Task goal>
Set out every line of the listing below as a JSON list of strings, one string per line, omitting blank lines and leaving out the pictures.

The data>
BEGIN
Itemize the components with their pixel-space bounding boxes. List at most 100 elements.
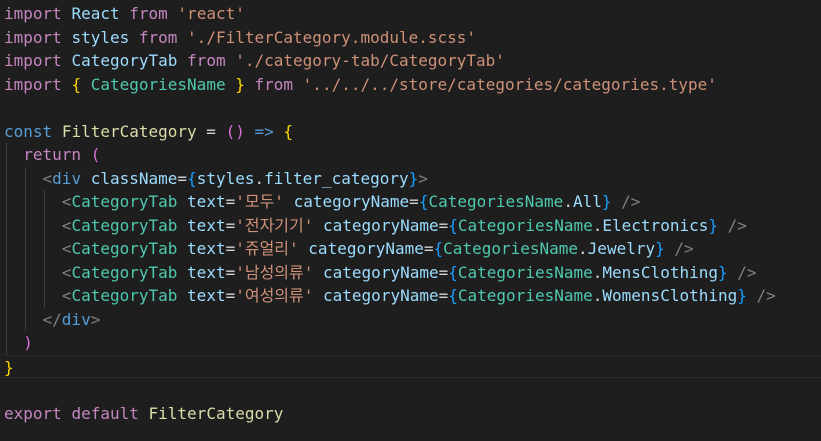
code-token: CategoriesName (90, 74, 226, 94)
code-token: './FilterCategory.module.scss' (187, 27, 477, 47)
code-line[interactable]: return ( (0, 143, 821, 167)
code-token: = (225, 215, 236, 235)
code-token: text (187, 239, 226, 258)
code-token: { (418, 192, 429, 211)
code-token: } (4, 357, 14, 377)
code-token: categoryName (323, 286, 439, 305)
code-token: = (225, 239, 236, 258)
indent-guide (6, 213, 7, 237)
code-line[interactable]: } (0, 354, 821, 378)
code-token: < (61, 286, 72, 305)
indent-guide (6, 307, 7, 331)
code-line[interactable]: </div> (0, 307, 821, 331)
code-editor[interactable]: import React from 'react' import styles f… (0, 0, 821, 441)
code-token: = (409, 192, 419, 211)
code-token: default (71, 403, 139, 423)
indent-guide (25, 213, 26, 237)
code-token: => (254, 121, 274, 141)
code-token: CategoriesName (457, 215, 593, 235)
code-token: '여성의류' (235, 286, 314, 305)
code-token: . (578, 239, 588, 258)
code-token: '../../../store/categories/categories.ty… (302, 74, 717, 94)
code-token: className (90, 168, 178, 188)
code-line[interactable]: export default FilterCategory (0, 402, 821, 426)
code-token: < (61, 239, 72, 258)
code-line[interactable]: import styles from './FilterCategory.mod… (0, 26, 821, 50)
code-token: Electronics (602, 215, 709, 235)
code-line[interactable]: const FilterCategory = () => { (0, 120, 821, 144)
code-token: < (42, 168, 53, 188)
code-line[interactable] (0, 96, 821, 120)
code-token: div (52, 168, 82, 188)
code-token: = (423, 239, 434, 258)
code-token: } (655, 239, 665, 258)
indent-guide (44, 237, 45, 261)
code-line[interactable]: <CategoryTab text='쥬얼리' categoryName={Ca… (0, 237, 821, 261)
code-token: import (4, 51, 62, 70)
code-token: { (433, 239, 444, 258)
code-token: /> (756, 286, 776, 305)
code-token: { (71, 74, 82, 94)
code-token: { (448, 286, 458, 305)
code-token: } (408, 168, 419, 188)
code-line[interactable]: import CategoryTab from './category-tab/… (0, 49, 821, 73)
code-line[interactable]: import React from 'react' (0, 2, 821, 26)
code-token: </ (42, 309, 62, 329)
code-token: text (187, 192, 226, 211)
code-token: '쥬얼리' (235, 239, 299, 258)
code-token: { (187, 168, 197, 188)
code-line[interactable]: <div className={styles.filter_category}> (0, 166, 821, 190)
code-token: import (4, 74, 62, 94)
code-line[interactable]: <CategoryTab text='전자기기' categoryName={C… (0, 213, 821, 237)
code-token: All (572, 192, 602, 211)
code-token: = (225, 192, 236, 211)
code-token: categoryName (323, 262, 439, 282)
indent-guide (44, 213, 45, 237)
code-line[interactable]: <CategoryTab text='남성의류' categoryName={C… (0, 260, 821, 284)
code-token: 'react' (177, 4, 245, 23)
code-token: CategoryTab (71, 286, 178, 305)
code-token: CategoryTab (71, 239, 178, 258)
code-token: /> (737, 262, 757, 282)
code-line[interactable]: ) (0, 331, 821, 355)
code-token: CategoriesName (457, 262, 593, 282)
code-token: ) (23, 333, 33, 352)
code-line[interactable]: import { CategoriesName } from '../../..… (0, 73, 821, 97)
code-token: . (592, 262, 603, 282)
code-token: CategoryTab (71, 51, 178, 70)
code-token: div (61, 309, 91, 329)
code-token: = (196, 121, 226, 141)
indent-guide (6, 237, 7, 261)
code-token: from (138, 27, 178, 47)
code-token: from (129, 4, 168, 23)
code-line[interactable]: <CategoryTab text='모두' categoryName={Cat… (0, 190, 821, 214)
code-token: < (61, 262, 72, 282)
code-token: > (90, 309, 101, 329)
code-token: CategoryTab (71, 192, 178, 211)
code-token: styles (71, 27, 130, 47)
code-line[interactable]: <CategoryTab text='여성의류' categoryName={C… (0, 284, 821, 308)
code-token: } (717, 262, 728, 282)
code-token: '전자기기' (235, 215, 314, 235)
code-token: . (592, 286, 603, 305)
code-line[interactable] (0, 378, 821, 402)
code-token: text (187, 215, 226, 235)
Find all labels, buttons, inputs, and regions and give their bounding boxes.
END
Task solution>
[
  "Itemize the components with their pixel-space bounding boxes. List at most 100 elements.",
  "code-token: CategoriesName (90, 74, 226, 94)",
  "code-token: './FilterCategory.module.scss' (187, 27, 477, 47)",
  "code-line[interactable]: return ( (0, 143, 821, 167)",
  "code-token: = (225, 215, 236, 235)",
  "code-token: text (187, 239, 226, 258)",
  "code-token: { (418, 192, 429, 211)",
  "code-token: } (4, 357, 14, 377)",
  "code-token: categoryName (323, 286, 439, 305)",
  "code-token: = (225, 239, 236, 258)",
  "indent-guide (6, 213, 7, 237)",
  "code-line[interactable]: } (0, 354, 821, 378)",
  "code-token: < (61, 286, 72, 305)",
  "indent-guide (6, 307, 7, 331)",
  "code-line[interactable]: </div> (0, 307, 821, 331)",
  "code-editor[interactable]: import React from 'react' import styles f… (0, 0, 821, 441)",
  "code-token: = (409, 192, 419, 211)",
  "code-token: default (71, 403, 139, 423)",
  "indent-guide (25, 213, 26, 237)",
  "code-token: => (254, 121, 274, 141)",
  "code-token: CategoriesName (457, 215, 593, 235)",
  "code-token: '여성의류' (235, 286, 314, 305)",
  "code-token: . (578, 239, 588, 258)",
  "code-token: '../../../store/categories/categories.ty… (302, 74, 717, 94)",
  "code-token: className (90, 168, 178, 188)",
  "code-line[interactable]: export default FilterCategory (0, 402, 821, 426)",
  "code-token: < (61, 239, 72, 258)",
  "code-line[interactable]: import styles from './FilterCategory.mod… (0, 26, 821, 50)",
  "code-token: Electronics (602, 215, 709, 235)",
  "code-line[interactable]: const FilterCategory = () => { (0, 120, 821, 144)",
  "code-token: < (42, 168, 53, 188)",
  "code-line[interactable] (0, 96, 821, 120)",
  "code-token: div (52, 168, 82, 188)",
  "code-token: = (423, 239, 434, 258)",
  "code-token: } (655, 239, 665, 258)",
  "indent-guide (44, 237, 45, 261)",
  "code-line[interactable]: <CategoryTab text='쥬얼리' categoryName={Ca… (0, 237, 821, 261)",
  "code-token: import (4, 51, 62, 70)",
  "code-token: { (433, 239, 444, 258)",
  "code-token: /> (756, 286, 776, 305)",
  "code-token: { (71, 74, 82, 94)",
  "code-token: { (448, 286, 458, 305)",
  "code-token: } (408, 168, 419, 188)",
  "code-line[interactable]: import CategoryTab from './category-tab/… (0, 49, 821, 73)",
  "code-line[interactable]: import React from 'react' (0, 2, 821, 26)",
  "code-token: </ (42, 309, 62, 329)",
  "code-token: text (187, 192, 226, 211)",
  "code-token: '쥬얼리' (235, 239, 299, 258)",
  "code-token: { (187, 168, 197, 188)",
  "code-line[interactable]: <div className={styles.filter_category}> (0, 166, 821, 190)",
  "code-token: import (4, 74, 62, 94)",
  "code-line[interactable]: <CategoryTab text='전자기기' categoryName={C… (0, 213, 821, 237)",
  "code-token: All (572, 192, 602, 211)",
  "code-token: = (225, 192, 236, 211)",
  "code-token: categoryName (323, 262, 439, 282)",
  "indent-guide (44, 213, 45, 237)",
  "code-line[interactable]: <CategoryTab text='남성의류' categoryName={C… (0, 260, 821, 284)",
  "code-token: 'react' (177, 4, 245, 23)",
  "code-token: CategoryTab (71, 286, 178, 305)",
  "code-token: CategoryTab (71, 239, 178, 258)",
  "code-token: /> (737, 262, 757, 282)",
  "code-line[interactable]: ) (0, 331, 821, 355)",
  "code-token: CategoriesName (457, 262, 593, 282)",
  "code-token: ) (23, 333, 33, 352)",
  "code-line[interactable]: import { CategoriesName } from '../../..… (0, 73, 821, 97)",
  "code-token: . (592, 262, 603, 282)",
  "code-token: CategoryTab (71, 51, 178, 70)",
  "code-token: div (61, 309, 91, 329)",
  "code-token: = (196, 121, 226, 141)",
  "indent-guide (6, 237, 7, 261)",
  "code-token: from (138, 27, 178, 47)",
  "code-token: from (129, 4, 168, 23)",
  "code-line[interactable]: <CategoryTab text='모두' categoryName={Cat… (0, 190, 821, 214)",
  "code-token: < (61, 262, 72, 282)",
  "code-token: > (90, 309, 101, 329)",
  "code-token: CategoryTab (71, 192, 178, 211)",
  "code-token: styles (71, 27, 130, 47)",
  "code-line[interactable]: <CategoryTab text='여성의류' categoryName={C… (0, 284, 821, 308)",
  "code-token: } (717, 262, 728, 282)",
  "code-token: '전자기기' (235, 215, 314, 235)",
  "code-token: . (592, 286, 603, 305)",
  "code-line[interactable] (0, 378, 821, 402)",
  "code-token: text (187, 215, 226, 235)",
  "Find all labels, buttons, inputs, and regions and give their bounding boxes."
]